### Task requirements
Give all the rows below again with every "chevron-down-icon" changed to "caret-down-icon", everything else unchanged and the pictures left out.

### Data lines
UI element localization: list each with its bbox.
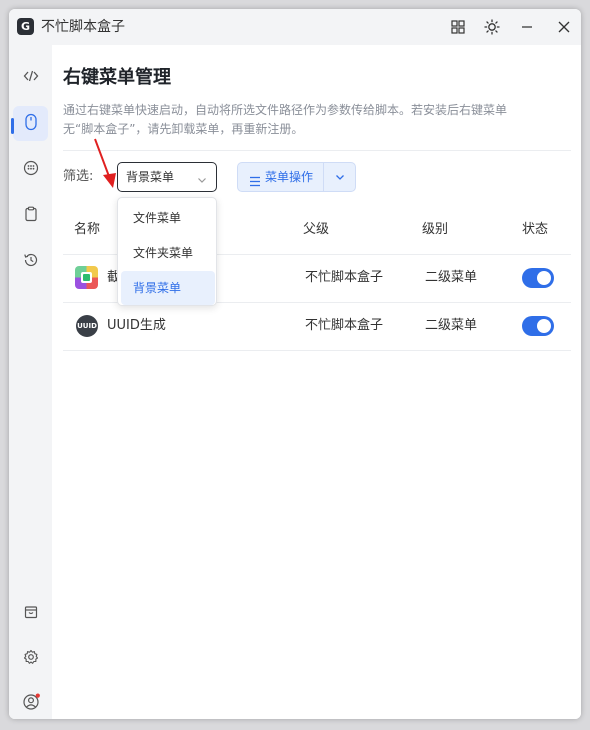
row-level: 二级菜单 (425, 318, 478, 333)
row-parent: 不忙脚本盒子 (305, 318, 384, 333)
row-divider (63, 350, 571, 351)
filter-label: 筛选: (63, 169, 94, 184)
column-header-level: 级别 (422, 222, 449, 237)
gear-icon (23, 649, 39, 669)
sidebar-item-apps[interactable] (13, 152, 48, 187)
filter-option-file[interactable]: 文件菜单 (121, 201, 215, 235)
row-parent: 不忙脚本盒子 (305, 270, 384, 285)
dots-grid-icon (23, 160, 39, 180)
row-level: 二级菜单 (425, 270, 478, 285)
chevron-down-icon (334, 168, 346, 187)
user-avatar-icon (22, 693, 40, 715)
title-bar: G 不忙脚本盒子 (9, 9, 581, 45)
filter-option-label: 文件菜单 (133, 211, 182, 225)
clipboard-icon (23, 206, 39, 226)
minimize-icon[interactable] (515, 15, 539, 39)
status-toggle[interactable] (522, 316, 554, 336)
chevron-down-icon (196, 171, 208, 190)
uuid-app-icon: UUID (76, 315, 98, 337)
app-window: G 不忙脚本盒子 右键菜单管理 通过右键菜单快速启动，自动将所选文件路径作为参数… (9, 9, 581, 719)
annotation-arrow-icon (94, 138, 116, 188)
active-indicator (11, 118, 14, 134)
filter-option-background[interactable]: 背景菜单 (121, 271, 215, 305)
column-header-status: 状态 (522, 222, 549, 237)
menu-action-dropdown-button[interactable] (323, 162, 356, 192)
filter-select-value: 背景菜单 (126, 170, 175, 184)
sidebar-item-clipboard[interactable] (13, 198, 48, 233)
column-header-name: 名称 (74, 222, 101, 237)
divider (63, 150, 571, 151)
column-header-parent: 父级 (303, 222, 330, 237)
sidebar-item-history[interactable] (13, 244, 48, 279)
menu-action-label: 菜单操作 (265, 170, 314, 184)
list-icon (249, 172, 261, 191)
sidebar-item-right-click-menu[interactable] (11, 106, 48, 141)
sidebar (9, 45, 52, 719)
row-name: UUID生成 (107, 318, 166, 333)
mouse-icon (23, 113, 39, 135)
app-title: 不忙脚本盒子 (41, 19, 125, 35)
store-icon (23, 604, 39, 624)
description-line-1: 通过右键菜单快速启动，自动将所选文件路径作为参数传给脚本。若安装后右键菜单 (63, 103, 508, 117)
app-logo-icon: G (17, 18, 34, 35)
grid-view-icon[interactable] (446, 15, 470, 39)
sidebar-item-store[interactable] (13, 596, 48, 631)
screenshot-app-icon (75, 266, 98, 289)
filter-option-label: 背景菜单 (133, 281, 182, 295)
code-icon (23, 68, 39, 88)
sun-theme-icon[interactable] (480, 15, 504, 39)
sidebar-item-code[interactable] (13, 60, 48, 95)
status-toggle[interactable] (522, 268, 554, 288)
filter-option-folder[interactable]: 文件夹菜单 (121, 236, 215, 270)
sidebar-item-account[interactable] (13, 686, 48, 719)
page-description: 通过右键菜单快速启动，自动将所选文件路径作为参数传给脚本。若安装后右键菜单 无“… (63, 101, 563, 139)
description-line-2: 无“脚本盒子”，请先卸载菜单，再重新注册。 (63, 122, 304, 136)
filter-option-label: 文件夹菜单 (133, 246, 194, 260)
close-icon[interactable] (552, 15, 576, 39)
filter-dropdown-menu: 文件菜单 文件夹菜单 背景菜单 (117, 197, 217, 306)
history-icon (23, 252, 39, 272)
menu-action-button[interactable]: 菜单操作 (237, 162, 324, 192)
sidebar-item-settings[interactable] (13, 641, 48, 676)
page-title: 右键菜单管理 (63, 67, 171, 88)
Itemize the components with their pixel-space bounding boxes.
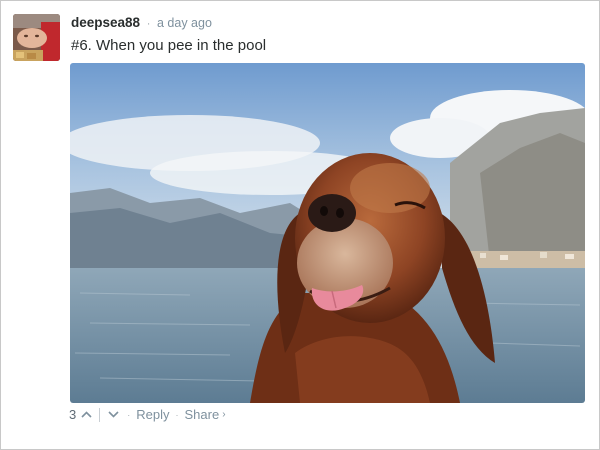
comment-image[interactable]: [70, 63, 585, 403]
avatar[interactable]: [13, 14, 60, 61]
dog-photo: [70, 63, 585, 403]
username-link[interactable]: deepsea88: [71, 15, 140, 30]
vote-divider: [99, 408, 101, 422]
share-link[interactable]: Share: [184, 406, 219, 424]
vote-count: 3: [69, 407, 77, 422]
comment-footer: 3 · Reply · Share ›: [69, 406, 226, 424]
footer-separator: ·: [175, 410, 179, 420]
timestamp-link[interactable]: a day ago: [157, 16, 212, 30]
upvote-button[interactable]: [80, 406, 94, 424]
chevron-down-icon: [108, 411, 119, 418]
comment-text: #6. When you pee in the pool: [71, 37, 267, 54]
downvote-button[interactable]: [107, 406, 121, 424]
share-chevron-icon: ›: [222, 409, 226, 420]
comment-card: deepsea88 · a day ago #6. When you pee i…: [0, 0, 600, 450]
meta-separator: ·: [146, 18, 151, 30]
comment-header: deepsea88 · a day ago: [71, 14, 212, 33]
avatar-image: [13, 14, 60, 61]
chevron-up-icon: [81, 411, 92, 418]
reply-link[interactable]: Reply: [136, 406, 169, 424]
footer-separator: ·: [127, 410, 131, 420]
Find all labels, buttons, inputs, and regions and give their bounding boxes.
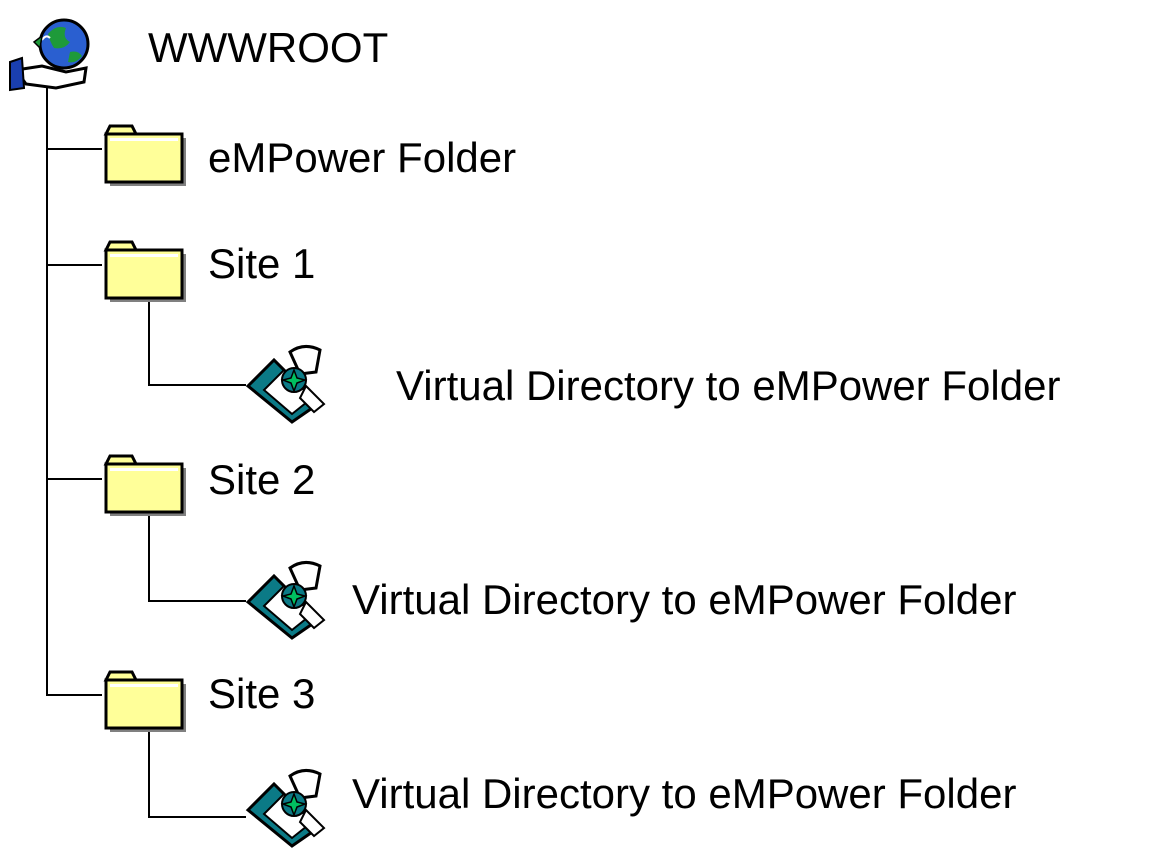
vdir-label-site-1[interactable]: Virtual Directory to eMPower Folder — [396, 362, 1060, 410]
folder-label-site-3[interactable]: Site 3 — [208, 670, 315, 718]
root-label[interactable]: WWWROOT — [148, 24, 388, 72]
folder-icon[interactable] — [102, 120, 188, 188]
connector-empower-folder — [46, 148, 102, 150]
connector-site-3 — [46, 694, 102, 696]
folder-label-empower[interactable]: eMPower Folder — [208, 134, 516, 182]
site-3-branch-line — [148, 724, 150, 818]
tree-trunk-line — [46, 88, 48, 696]
folder-label-site-2[interactable]: Site 2 — [208, 456, 315, 504]
folder-label-site-1[interactable]: Site 1 — [208, 240, 315, 288]
folder-icon[interactable] — [102, 666, 188, 734]
folder-icon[interactable] — [102, 450, 188, 518]
connector-site-3-vdir — [148, 816, 246, 818]
virtual-directory-icon[interactable] — [244, 764, 336, 848]
folder-icon[interactable] — [102, 236, 188, 304]
web-server-globe-icon[interactable] — [6, 12, 90, 92]
directory-tree: WWWROOT eMPower Folder Site 1 Virtual Di… — [0, 0, 1162, 851]
connector-site-1 — [46, 264, 102, 266]
vdir-label-site-3[interactable]: Virtual Directory to eMPower Folder — [352, 770, 1016, 818]
virtual-directory-icon[interactable] — [244, 340, 336, 424]
site-2-branch-line — [148, 508, 150, 602]
connector-site-1-vdir — [148, 384, 246, 386]
vdir-label-site-2[interactable]: Virtual Directory to eMPower Folder — [352, 576, 1016, 624]
virtual-directory-icon[interactable] — [244, 556, 336, 640]
site-1-branch-line — [148, 296, 150, 386]
connector-site-2-vdir — [148, 600, 246, 602]
connector-site-2 — [46, 478, 102, 480]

### Problem solution
UI element localization: list each with its bbox.
row-level: 二级菜单 (425, 318, 478, 333)
row-parent: 不忙脚本盒子 (305, 318, 384, 333)
row-divider (63, 350, 571, 351)
filter-label: 筛选: (63, 169, 94, 184)
column-header-level: 级别 (422, 222, 449, 237)
gear-icon (23, 649, 39, 669)
sidebar-item-apps[interactable] (13, 152, 48, 187)
filter-option-file[interactable]: 文件菜单 (121, 201, 215, 235)
row-parent: 不忙脚本盒子 (305, 270, 384, 285)
dots-grid-icon (23, 160, 39, 180)
row-level: 二级菜单 (425, 270, 478, 285)
caret-down-icon (334, 168, 346, 187)
user-avatar-icon (22, 693, 40, 715)
title-bar: G 不忙脚本盒子 (9, 9, 581, 45)
filter-option-label: 文件菜单 (133, 211, 182, 225)
clipboard-icon (23, 206, 39, 226)
minimize-icon[interactable] (515, 15, 539, 39)
status-toggle[interactable] (522, 316, 554, 336)
caret-down-icon (196, 171, 208, 190)
uuid-app-icon: UUID (76, 315, 98, 337)
app-window: G 不忙脚本盒子 右键菜单管理 通过右键菜单快速启动，自动将所选文件路径作为参数… (9, 9, 581, 719)
annotation-arrow-icon (94, 138, 116, 188)
active-indicator (11, 118, 14, 134)
filter-option-background[interactable]: 背景菜单 (121, 271, 215, 305)
column-header-status: 状态 (522, 222, 549, 237)
menu-action-dropdown-button[interactable] (323, 162, 356, 192)
filter-select-value: 背景菜单 (126, 170, 175, 184)
sidebar-item-clipboard[interactable] (13, 198, 48, 233)
column-header-name: 名称 (74, 222, 101, 237)
divider (63, 150, 571, 151)
column-header-parent: 父级 (303, 222, 330, 237)
sidebar-item-history[interactable] (13, 244, 48, 279)
menu-action-label: 菜单操作 (265, 170, 314, 184)
list-icon (249, 172, 261, 191)
sidebar-item-right-click-menu[interactable] (11, 106, 48, 141)
sidebar (9, 45, 52, 719)
row-name: UUID生成 (107, 318, 166, 333)
mouse-icon (23, 113, 39, 135)
app-title: 不忙脚本盒子 (41, 19, 125, 35)
store-icon (23, 604, 39, 624)
description-line-1: 通过右键菜单快速启动，自动将所选文件路径作为参数传给脚本。若安装后右键菜单 (63, 103, 508, 117)
app-logo-icon: G (17, 18, 34, 35)
grid-view-icon[interactable] (446, 15, 470, 39)
sidebar-item-store[interactable] (13, 596, 48, 631)
screenshot-app-icon (75, 266, 98, 289)
filter-option-label: 背景菜单 (133, 281, 182, 295)
code-icon (23, 68, 39, 88)
sun-theme-icon[interactable] (480, 15, 504, 39)
sidebar-item-code[interactable] (13, 60, 48, 95)
status-toggle[interactable] (522, 268, 554, 288)
filter-option-folder[interactable]: 文件夹菜单 (121, 236, 215, 270)
sidebar-item-account[interactable] (13, 686, 48, 719)
page-description: 通过右键菜单快速启动，自动将所选文件路径作为参数传给脚本。若安装后右键菜单 无“… (63, 101, 563, 139)
description-line-2: 无“脚本盒子”，请先卸载菜单，再重新注册。 (63, 122, 304, 136)
filter-option-label: 文件夹菜单 (133, 246, 194, 260)
close-icon[interactable] (552, 15, 576, 39)
filter-dropdown-menu: 文件菜单 文件夹菜单 背景菜单 (117, 197, 217, 306)
history-icon (23, 252, 39, 272)
menu-action-button[interactable]: 菜单操作 (237, 162, 324, 192)
sidebar-item-settings[interactable] (13, 641, 48, 676)
page-title: 右键菜单管理 (63, 67, 171, 88)
Itemize the components with their pixel-space bounding boxes.
comment-image[interactable]: [70, 63, 585, 403]
avatar[interactable]: [13, 14, 60, 61]
dog-photo: [70, 63, 585, 403]
username-link[interactable]: deepsea88: [71, 15, 140, 30]
vote-divider: [99, 408, 101, 422]
share-link[interactable]: Share: [184, 406, 219, 424]
vote-count: 3: [69, 407, 77, 422]
comment-footer: 3 · Reply · Share ›: [69, 406, 226, 424]
footer-separator: ·: [175, 410, 179, 420]
timestamp-link[interactable]: a day ago: [157, 16, 212, 30]
upvote-button[interactable]: [80, 406, 94, 424]
caret-down-icon: [108, 411, 119, 418]
comment-text: #6. When you pee in the pool: [71, 37, 267, 54]
downvote-button[interactable]: [107, 406, 121, 424]
share-chevron-icon: ›: [222, 409, 226, 420]
comment-card: deepsea88 · a day ago #6. When you pee i…: [0, 0, 600, 450]
meta-separator: ·: [146, 18, 151, 30]
comment-header: deepsea88 · a day ago: [71, 14, 212, 33]
avatar-image: [13, 14, 60, 61]
chevron-up-icon: [81, 411, 92, 418]
reply-link[interactable]: Reply: [136, 406, 169, 424]
footer-separator: ·: [127, 410, 131, 420]
Find all labels, buttons, inputs, and regions and give their bounding boxes.
vdir-label-site-1[interactable]: Virtual Directory to eMPower Folder — [396, 362, 1060, 410]
folder-label-site-3[interactable]: Site 3 — [208, 670, 315, 718]
root-label[interactable]: WWWROOT — [148, 24, 388, 72]
folder-icon[interactable] — [102, 120, 188, 188]
connector-empower-folder — [46, 148, 102, 150]
connector-site-3 — [46, 694, 102, 696]
folder-label-empower[interactable]: eMPower Folder — [208, 134, 516, 182]
site-3-branch-line — [148, 724, 150, 818]
tree-trunk-line — [46, 88, 48, 696]
folder-label-site-2[interactable]: Site 2 — [208, 456, 315, 504]
folder-label-site-1[interactable]: Site 1 — [208, 240, 315, 288]
folder-icon[interactable] — [102, 666, 188, 734]
folder-icon[interactable] — [102, 450, 188, 518]
connector-site-3-vdir — [148, 816, 246, 818]
virtual-directory-icon[interactable] — [244, 764, 336, 848]
folder-icon[interactable] — [102, 236, 188, 304]
web-server-globe-icon[interactable] — [6, 12, 90, 92]
directory-tree: WWWROOT eMPower Folder Site 1 Virtual Di… — [0, 0, 1162, 851]
connector-site-1 — [46, 264, 102, 266]
vdir-label-site-3[interactable]: Virtual Directory to eMPower Folder — [352, 770, 1016, 818]
virtual-directory-icon[interactable] — [244, 340, 336, 424]
site-2-branch-line — [148, 508, 150, 602]
connector-site-1-vdir — [148, 384, 246, 386]
vdir-label-site-2[interactable]: Virtual Directory to eMPower Folder — [352, 576, 1016, 624]
virtual-directory-icon[interactable] — [244, 556, 336, 640]
site-1-branch-line — [148, 296, 150, 386]
connector-site-2-vdir — [148, 600, 246, 602]
connector-site-2 — [46, 478, 102, 480]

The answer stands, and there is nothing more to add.